**Dataset items**
========
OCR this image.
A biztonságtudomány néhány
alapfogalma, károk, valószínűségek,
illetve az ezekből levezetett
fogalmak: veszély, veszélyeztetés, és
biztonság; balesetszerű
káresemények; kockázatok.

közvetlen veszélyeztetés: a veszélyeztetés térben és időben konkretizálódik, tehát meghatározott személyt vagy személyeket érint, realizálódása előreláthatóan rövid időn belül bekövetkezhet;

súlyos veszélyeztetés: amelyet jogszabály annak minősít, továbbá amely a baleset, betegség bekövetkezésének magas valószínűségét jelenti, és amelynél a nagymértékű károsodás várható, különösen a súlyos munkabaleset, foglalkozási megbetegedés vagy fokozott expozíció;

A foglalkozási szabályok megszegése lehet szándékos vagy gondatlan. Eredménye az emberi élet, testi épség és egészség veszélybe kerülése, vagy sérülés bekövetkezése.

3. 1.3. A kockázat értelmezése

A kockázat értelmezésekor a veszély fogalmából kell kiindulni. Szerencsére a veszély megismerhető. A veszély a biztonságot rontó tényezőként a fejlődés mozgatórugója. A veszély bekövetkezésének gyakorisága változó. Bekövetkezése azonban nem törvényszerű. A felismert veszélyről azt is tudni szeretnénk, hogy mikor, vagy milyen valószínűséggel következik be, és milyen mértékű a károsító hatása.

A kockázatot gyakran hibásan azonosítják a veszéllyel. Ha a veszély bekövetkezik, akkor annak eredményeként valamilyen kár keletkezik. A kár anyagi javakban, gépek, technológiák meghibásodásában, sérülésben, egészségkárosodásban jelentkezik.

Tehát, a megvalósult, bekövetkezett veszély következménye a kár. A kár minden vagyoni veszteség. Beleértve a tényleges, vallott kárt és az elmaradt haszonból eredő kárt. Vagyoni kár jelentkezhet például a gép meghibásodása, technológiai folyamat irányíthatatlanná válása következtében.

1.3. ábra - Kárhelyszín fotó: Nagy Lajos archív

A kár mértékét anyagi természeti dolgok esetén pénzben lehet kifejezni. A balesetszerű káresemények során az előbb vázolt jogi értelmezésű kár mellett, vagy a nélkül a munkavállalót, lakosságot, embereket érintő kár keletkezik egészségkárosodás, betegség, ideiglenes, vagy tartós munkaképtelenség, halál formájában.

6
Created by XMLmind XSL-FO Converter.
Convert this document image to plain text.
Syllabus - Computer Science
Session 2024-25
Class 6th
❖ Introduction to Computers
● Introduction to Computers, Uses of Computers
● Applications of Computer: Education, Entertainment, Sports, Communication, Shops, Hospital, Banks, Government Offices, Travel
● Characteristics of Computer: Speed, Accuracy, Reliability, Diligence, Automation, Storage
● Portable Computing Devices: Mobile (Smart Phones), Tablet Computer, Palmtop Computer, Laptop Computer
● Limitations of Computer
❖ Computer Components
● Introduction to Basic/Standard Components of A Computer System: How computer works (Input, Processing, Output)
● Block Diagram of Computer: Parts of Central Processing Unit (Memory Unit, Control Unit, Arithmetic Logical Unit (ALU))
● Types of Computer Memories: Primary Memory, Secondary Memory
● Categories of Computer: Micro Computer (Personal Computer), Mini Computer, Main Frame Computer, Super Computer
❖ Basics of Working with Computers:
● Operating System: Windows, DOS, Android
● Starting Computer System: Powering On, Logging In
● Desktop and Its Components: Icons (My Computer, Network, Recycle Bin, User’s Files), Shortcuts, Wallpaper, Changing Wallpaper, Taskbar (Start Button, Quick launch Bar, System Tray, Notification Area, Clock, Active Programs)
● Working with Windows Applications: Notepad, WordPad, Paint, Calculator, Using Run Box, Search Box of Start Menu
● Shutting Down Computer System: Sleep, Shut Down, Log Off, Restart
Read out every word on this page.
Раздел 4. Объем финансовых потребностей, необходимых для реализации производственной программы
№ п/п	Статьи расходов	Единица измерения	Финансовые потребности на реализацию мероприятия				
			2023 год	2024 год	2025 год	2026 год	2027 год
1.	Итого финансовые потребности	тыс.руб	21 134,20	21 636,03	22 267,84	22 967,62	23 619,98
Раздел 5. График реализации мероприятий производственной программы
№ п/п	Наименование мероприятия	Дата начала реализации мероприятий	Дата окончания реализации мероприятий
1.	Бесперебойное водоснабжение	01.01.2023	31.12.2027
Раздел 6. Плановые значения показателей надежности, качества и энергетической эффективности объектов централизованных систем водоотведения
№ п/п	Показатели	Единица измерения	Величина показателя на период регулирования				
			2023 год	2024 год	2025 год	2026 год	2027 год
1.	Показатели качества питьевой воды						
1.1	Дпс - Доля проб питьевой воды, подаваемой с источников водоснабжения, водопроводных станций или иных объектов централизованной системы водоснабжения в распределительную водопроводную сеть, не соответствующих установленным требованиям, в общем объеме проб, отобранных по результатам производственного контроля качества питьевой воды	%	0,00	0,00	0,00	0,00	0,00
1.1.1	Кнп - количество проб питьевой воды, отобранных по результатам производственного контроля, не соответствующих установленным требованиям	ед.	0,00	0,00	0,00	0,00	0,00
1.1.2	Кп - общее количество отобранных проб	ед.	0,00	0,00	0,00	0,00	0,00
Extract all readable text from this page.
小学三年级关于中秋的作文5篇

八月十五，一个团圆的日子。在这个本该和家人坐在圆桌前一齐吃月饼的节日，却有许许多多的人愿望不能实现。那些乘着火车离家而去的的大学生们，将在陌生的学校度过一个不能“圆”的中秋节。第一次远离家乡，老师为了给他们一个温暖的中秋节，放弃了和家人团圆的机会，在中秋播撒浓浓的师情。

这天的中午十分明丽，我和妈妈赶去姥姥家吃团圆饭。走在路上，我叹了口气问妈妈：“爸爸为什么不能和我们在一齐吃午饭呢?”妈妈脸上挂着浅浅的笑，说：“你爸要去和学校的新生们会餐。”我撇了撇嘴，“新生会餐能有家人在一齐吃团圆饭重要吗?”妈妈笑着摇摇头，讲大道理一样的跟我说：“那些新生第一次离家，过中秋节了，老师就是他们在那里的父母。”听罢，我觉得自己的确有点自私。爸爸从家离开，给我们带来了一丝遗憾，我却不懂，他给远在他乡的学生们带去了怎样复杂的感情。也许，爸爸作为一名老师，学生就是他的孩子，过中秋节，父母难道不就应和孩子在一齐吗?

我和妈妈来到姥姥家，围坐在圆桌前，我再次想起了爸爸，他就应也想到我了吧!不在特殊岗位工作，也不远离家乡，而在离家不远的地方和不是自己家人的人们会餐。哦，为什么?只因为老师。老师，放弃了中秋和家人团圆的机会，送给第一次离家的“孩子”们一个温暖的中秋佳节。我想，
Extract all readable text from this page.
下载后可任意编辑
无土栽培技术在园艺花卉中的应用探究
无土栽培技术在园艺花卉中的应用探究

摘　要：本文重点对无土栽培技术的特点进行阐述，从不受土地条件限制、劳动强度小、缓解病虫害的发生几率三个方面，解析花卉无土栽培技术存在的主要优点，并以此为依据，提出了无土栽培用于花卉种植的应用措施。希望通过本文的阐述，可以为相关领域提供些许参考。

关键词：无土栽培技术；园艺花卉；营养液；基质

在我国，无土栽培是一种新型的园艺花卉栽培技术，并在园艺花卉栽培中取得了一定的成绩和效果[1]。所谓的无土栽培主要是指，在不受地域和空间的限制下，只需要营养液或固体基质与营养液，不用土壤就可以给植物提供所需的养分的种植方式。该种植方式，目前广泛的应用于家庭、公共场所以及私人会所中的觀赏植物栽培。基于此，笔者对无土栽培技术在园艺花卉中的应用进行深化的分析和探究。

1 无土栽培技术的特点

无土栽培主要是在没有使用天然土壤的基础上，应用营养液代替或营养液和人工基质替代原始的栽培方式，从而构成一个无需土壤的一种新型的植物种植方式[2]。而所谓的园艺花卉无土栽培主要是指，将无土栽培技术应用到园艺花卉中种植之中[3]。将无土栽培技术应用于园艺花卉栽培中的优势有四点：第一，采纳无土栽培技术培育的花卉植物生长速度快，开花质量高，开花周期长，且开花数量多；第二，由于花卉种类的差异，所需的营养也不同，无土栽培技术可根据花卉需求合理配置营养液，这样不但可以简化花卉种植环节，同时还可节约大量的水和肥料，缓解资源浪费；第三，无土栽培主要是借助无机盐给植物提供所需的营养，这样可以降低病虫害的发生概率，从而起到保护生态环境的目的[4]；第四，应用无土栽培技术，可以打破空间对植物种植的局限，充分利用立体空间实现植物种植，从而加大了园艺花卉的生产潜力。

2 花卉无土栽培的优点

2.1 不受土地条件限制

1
========
**Goal**
Scan the data above; copy every line where "производственной" appears.

**Solution for this task**
Раздел 4. Объем финансовых потребностей, необходимых для реализации производственной программы
Раздел 5. График реализации мероприятий производственной программы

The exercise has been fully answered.